* [EXERCISE OBJECTIVE]:
The data below is to be returned in full and exactly.

+ + + + + + +

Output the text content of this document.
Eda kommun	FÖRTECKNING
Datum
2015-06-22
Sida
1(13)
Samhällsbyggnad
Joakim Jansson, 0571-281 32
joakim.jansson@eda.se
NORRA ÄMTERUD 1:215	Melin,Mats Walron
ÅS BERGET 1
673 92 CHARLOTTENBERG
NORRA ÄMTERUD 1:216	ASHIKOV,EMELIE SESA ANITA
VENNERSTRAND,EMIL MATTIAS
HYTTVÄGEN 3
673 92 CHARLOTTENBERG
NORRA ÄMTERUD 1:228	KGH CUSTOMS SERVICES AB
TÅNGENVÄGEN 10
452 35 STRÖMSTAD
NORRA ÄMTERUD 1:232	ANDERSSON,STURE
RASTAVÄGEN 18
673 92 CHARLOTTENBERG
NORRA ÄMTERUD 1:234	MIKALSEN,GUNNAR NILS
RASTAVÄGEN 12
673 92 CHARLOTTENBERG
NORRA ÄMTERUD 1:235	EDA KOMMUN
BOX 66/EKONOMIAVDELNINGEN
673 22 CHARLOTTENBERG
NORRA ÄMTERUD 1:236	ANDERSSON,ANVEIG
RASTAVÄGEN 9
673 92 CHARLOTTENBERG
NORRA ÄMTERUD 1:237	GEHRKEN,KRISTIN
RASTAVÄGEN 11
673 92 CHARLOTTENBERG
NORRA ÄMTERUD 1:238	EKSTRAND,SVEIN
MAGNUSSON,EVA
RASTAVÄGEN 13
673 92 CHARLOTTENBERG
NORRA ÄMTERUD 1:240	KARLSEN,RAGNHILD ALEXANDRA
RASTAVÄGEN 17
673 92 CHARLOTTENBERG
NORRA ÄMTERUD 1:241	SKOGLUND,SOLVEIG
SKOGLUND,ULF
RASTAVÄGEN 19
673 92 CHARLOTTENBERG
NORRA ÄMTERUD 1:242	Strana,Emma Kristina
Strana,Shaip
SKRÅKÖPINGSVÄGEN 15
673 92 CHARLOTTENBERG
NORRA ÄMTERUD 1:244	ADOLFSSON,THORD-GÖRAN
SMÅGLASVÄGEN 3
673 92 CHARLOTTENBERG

+ + + + + + +

* [EXERCISE OUTPUT]:
Output the text content of this document.
Eda kommun	FÖRTECKNING
Datum
2015-06-22
Sida
1(13)
Samhällsbyggnad
Joakim Jansson, 0571-281 32
joakim.jansson@eda.se
NORRA ÄMTERUD 1:215	Melin,Mats Walron
ÅS BERGET 1
673 92 CHARLOTTENBERG
NORRA ÄMTERUD 1:216	ASHIKOV,EMELIE SESA ANITA
VENNERSTRAND,EMIL MATTIAS
HYTTVÄGEN 3
673 92 CHARLOTTENBERG
NORRA ÄMTERUD 1:228	KGH CUSTOMS SERVICES AB
TÅNGENVÄGEN 10
452 35 STRÖMSTAD
NORRA ÄMTERUD 1:232	ANDERSSON,STURE
RASTAVÄGEN 18
673 92 CHARLOTTENBERG
NORRA ÄMTERUD 1:234	MIKALSEN,GUNNAR NILS
RASTAVÄGEN 12
673 92 CHARLOTTENBERG
NORRA ÄMTERUD 1:235	EDA KOMMUN
BOX 66/EKONOMIAVDELNINGEN
673 22 CHARLOTTENBERG
NORRA ÄMTERUD 1:236	ANDERSSON,ANVEIG
RASTAVÄGEN 9
673 92 CHARLOTTENBERG
NORRA ÄMTERUD 1:237	GEHRKEN,KRISTIN
RASTAVÄGEN 11
673 92 CHARLOTTENBERG
NORRA ÄMTERUD 1:238	EKSTRAND,SVEIN
MAGNUSSON,EVA
RASTAVÄGEN 13
673 92 CHARLOTTENBERG
NORRA ÄMTERUD 1:240	KARLSEN,RAGNHILD ALEXANDRA
RASTAVÄGEN 17
673 92 CHARLOTTENBERG
NORRA ÄMTERUD 1:241	SKOGLUND,SOLVEIG
SKOGLUND,ULF
RASTAVÄGEN 19
673 92 CHARLOTTENBERG
NORRA ÄMTERUD 1:242	Strana,Emma Kristina
Strana,Shaip
SKRÅKÖPINGSVÄGEN 15
673 92 CHARLOTTENBERG
NORRA ÄMTERUD 1:244	ADOLFSSON,THORD-GÖRAN
SMÅGLASVÄGEN 3
673 92 CHARLOTTENBERG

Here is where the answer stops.